**WORK REQUIRED**: Pull out every line below that holds the word "majd".

**TASK INPUTS**:

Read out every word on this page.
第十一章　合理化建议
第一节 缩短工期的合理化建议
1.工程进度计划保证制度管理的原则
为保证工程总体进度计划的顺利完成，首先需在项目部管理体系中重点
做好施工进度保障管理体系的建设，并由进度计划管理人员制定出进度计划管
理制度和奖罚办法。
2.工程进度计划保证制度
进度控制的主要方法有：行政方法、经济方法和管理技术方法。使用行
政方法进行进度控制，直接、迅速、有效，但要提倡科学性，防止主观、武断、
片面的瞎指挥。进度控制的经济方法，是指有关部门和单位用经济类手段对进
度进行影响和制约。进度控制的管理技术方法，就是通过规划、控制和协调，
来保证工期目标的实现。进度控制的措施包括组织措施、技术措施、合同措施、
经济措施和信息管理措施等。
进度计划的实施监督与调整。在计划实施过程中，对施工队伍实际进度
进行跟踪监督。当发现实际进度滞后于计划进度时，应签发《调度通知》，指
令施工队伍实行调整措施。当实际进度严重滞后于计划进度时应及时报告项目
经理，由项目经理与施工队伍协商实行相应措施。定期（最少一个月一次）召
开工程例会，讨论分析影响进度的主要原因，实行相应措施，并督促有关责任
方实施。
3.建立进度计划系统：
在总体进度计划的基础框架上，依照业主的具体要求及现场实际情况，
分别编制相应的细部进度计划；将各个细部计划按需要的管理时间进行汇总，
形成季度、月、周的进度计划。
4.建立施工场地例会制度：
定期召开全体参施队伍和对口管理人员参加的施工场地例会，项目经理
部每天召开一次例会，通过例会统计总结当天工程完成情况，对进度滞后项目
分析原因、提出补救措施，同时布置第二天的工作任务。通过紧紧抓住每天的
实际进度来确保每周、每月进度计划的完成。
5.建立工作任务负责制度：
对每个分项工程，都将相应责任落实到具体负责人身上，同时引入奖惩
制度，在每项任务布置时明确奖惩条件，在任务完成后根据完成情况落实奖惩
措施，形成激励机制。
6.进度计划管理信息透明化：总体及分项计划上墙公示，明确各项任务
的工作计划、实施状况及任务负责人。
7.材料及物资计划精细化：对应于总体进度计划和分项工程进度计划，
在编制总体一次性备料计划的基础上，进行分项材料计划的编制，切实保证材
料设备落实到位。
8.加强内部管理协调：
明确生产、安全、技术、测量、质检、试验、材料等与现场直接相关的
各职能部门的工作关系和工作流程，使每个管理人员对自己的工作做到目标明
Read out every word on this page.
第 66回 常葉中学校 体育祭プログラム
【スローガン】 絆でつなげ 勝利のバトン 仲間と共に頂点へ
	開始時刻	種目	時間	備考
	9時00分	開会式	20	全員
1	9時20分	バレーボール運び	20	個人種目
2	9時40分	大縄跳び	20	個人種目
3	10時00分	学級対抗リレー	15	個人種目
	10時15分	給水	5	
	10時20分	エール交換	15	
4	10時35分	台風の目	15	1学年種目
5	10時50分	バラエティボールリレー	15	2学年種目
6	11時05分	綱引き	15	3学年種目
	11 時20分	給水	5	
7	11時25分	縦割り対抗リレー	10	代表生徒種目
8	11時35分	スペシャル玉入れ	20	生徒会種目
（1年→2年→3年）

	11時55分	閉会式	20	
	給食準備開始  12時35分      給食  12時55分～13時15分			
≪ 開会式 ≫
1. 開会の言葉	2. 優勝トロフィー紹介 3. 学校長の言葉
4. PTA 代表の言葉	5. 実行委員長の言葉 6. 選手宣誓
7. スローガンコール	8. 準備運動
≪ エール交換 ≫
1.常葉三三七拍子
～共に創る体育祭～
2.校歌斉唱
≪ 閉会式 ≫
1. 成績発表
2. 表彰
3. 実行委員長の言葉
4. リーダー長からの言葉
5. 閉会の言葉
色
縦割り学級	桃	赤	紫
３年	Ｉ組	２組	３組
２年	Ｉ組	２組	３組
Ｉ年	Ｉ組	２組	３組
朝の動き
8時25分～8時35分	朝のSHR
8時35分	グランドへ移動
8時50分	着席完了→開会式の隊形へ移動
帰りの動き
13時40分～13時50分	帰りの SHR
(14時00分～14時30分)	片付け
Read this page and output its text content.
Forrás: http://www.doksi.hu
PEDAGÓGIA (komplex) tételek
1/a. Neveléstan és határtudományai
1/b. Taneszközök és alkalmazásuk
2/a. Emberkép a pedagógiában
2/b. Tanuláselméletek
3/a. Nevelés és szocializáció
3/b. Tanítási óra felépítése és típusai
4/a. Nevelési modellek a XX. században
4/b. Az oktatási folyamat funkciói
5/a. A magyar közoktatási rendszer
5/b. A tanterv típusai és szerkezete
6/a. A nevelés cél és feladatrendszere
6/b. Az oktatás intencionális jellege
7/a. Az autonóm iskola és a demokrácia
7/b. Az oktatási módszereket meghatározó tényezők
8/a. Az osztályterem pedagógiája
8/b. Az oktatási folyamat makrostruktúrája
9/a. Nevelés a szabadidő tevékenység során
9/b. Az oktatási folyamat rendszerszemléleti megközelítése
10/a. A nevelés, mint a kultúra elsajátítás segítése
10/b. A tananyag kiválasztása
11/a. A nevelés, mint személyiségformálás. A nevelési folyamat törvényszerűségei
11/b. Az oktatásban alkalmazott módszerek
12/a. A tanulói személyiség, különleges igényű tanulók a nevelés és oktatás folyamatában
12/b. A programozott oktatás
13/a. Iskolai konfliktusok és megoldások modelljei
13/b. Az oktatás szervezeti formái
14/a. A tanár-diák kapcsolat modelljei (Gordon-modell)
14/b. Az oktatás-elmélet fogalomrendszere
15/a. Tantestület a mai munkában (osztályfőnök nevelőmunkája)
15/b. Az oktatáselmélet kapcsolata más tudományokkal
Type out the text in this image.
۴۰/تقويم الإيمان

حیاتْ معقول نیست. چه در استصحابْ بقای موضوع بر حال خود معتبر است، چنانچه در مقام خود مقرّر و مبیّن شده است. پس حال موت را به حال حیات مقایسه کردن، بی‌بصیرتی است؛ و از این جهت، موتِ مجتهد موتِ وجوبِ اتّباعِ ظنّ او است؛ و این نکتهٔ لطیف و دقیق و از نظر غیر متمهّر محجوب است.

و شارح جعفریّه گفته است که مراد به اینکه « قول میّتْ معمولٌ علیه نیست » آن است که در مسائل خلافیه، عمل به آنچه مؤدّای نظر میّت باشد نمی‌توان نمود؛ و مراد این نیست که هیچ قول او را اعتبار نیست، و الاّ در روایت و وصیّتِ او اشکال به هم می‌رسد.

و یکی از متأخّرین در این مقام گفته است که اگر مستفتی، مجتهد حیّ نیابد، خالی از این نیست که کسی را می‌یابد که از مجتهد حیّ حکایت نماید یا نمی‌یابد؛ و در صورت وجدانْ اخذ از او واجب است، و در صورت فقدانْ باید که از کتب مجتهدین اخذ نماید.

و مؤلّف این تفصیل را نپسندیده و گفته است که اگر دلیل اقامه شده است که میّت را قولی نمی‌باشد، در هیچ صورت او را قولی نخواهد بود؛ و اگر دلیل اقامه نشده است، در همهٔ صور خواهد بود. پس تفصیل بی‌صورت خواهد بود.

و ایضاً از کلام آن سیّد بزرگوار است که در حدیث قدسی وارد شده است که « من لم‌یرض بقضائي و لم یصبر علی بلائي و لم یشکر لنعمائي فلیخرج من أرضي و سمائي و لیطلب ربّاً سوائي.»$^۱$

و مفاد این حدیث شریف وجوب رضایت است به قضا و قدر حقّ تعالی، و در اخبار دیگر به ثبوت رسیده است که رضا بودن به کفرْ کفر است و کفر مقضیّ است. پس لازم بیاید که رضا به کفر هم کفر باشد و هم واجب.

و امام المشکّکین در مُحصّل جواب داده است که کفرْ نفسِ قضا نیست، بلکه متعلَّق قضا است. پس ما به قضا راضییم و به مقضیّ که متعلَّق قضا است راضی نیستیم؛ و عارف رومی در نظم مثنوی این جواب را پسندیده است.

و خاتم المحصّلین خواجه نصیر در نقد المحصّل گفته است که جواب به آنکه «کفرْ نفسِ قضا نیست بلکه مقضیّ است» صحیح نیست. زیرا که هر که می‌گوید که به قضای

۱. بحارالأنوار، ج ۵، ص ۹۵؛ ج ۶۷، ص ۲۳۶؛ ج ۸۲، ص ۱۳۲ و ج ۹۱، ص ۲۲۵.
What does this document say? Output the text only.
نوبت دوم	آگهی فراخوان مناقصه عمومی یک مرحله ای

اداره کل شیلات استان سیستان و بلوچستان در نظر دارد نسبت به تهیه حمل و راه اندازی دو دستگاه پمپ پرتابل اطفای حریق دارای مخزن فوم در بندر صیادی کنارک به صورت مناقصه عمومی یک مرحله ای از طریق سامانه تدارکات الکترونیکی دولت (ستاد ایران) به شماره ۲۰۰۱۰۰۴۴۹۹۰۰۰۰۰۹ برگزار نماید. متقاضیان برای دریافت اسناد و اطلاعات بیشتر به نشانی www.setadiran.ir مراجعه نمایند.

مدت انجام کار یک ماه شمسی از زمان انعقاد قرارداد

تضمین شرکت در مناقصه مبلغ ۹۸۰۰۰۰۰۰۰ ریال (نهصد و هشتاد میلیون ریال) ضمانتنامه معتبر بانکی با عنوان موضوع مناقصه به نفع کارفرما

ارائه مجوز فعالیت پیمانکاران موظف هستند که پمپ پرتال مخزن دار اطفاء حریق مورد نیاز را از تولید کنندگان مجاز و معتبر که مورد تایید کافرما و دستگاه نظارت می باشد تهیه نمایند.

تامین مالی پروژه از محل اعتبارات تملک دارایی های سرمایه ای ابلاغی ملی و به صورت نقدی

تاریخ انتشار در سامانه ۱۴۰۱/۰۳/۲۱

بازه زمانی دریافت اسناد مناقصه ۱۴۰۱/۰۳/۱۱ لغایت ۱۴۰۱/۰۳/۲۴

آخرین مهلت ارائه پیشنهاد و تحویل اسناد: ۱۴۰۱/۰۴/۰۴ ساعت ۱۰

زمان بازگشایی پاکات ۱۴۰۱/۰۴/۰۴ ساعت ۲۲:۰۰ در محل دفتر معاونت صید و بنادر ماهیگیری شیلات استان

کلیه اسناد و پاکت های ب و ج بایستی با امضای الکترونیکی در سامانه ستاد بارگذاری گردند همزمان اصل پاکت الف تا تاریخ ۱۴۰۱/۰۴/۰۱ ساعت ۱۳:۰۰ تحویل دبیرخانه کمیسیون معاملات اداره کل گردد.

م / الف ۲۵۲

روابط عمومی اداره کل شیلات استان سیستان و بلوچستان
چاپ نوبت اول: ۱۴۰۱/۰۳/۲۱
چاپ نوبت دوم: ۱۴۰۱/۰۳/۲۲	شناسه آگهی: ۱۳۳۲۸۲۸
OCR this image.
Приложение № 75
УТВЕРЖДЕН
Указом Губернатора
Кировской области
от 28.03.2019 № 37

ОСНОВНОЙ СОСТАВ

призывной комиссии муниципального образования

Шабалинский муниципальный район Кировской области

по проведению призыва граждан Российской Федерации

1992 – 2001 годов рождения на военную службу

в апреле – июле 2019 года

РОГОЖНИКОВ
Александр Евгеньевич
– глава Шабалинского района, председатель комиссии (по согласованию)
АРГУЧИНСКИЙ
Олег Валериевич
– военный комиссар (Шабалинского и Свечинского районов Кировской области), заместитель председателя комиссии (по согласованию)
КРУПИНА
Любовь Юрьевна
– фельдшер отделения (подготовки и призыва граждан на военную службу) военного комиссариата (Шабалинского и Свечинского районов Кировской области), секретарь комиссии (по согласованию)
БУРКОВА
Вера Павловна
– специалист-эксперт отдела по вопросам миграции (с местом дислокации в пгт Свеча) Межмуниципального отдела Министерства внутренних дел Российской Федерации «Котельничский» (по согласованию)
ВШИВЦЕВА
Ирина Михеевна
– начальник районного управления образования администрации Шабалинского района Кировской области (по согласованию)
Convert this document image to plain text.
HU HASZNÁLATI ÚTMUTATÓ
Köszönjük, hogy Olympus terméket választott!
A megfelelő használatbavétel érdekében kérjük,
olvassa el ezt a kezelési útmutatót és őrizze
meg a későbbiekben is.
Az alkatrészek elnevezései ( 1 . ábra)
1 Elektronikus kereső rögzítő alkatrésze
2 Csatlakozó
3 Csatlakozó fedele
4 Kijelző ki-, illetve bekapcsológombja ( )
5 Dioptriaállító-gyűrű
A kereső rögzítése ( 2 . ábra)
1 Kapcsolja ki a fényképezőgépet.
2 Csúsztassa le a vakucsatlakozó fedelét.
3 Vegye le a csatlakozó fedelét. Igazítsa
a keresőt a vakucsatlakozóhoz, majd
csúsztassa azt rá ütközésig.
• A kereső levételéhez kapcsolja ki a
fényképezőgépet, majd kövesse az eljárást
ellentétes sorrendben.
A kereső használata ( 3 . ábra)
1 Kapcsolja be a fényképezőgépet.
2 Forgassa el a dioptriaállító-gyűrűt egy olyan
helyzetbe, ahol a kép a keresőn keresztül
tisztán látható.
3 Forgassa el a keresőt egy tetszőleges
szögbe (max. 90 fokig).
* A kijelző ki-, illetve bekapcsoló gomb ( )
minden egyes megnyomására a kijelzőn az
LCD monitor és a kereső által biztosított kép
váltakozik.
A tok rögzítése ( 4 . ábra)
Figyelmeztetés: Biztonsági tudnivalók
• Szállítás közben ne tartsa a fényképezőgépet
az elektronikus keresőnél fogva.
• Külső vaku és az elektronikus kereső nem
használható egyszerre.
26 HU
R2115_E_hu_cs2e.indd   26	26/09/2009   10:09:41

**RESULT FOR THIS EXERCISE**:
a keresőt a vakucsatlakozóhoz, majd
fényképezőgépet, majd kövesse az eljárást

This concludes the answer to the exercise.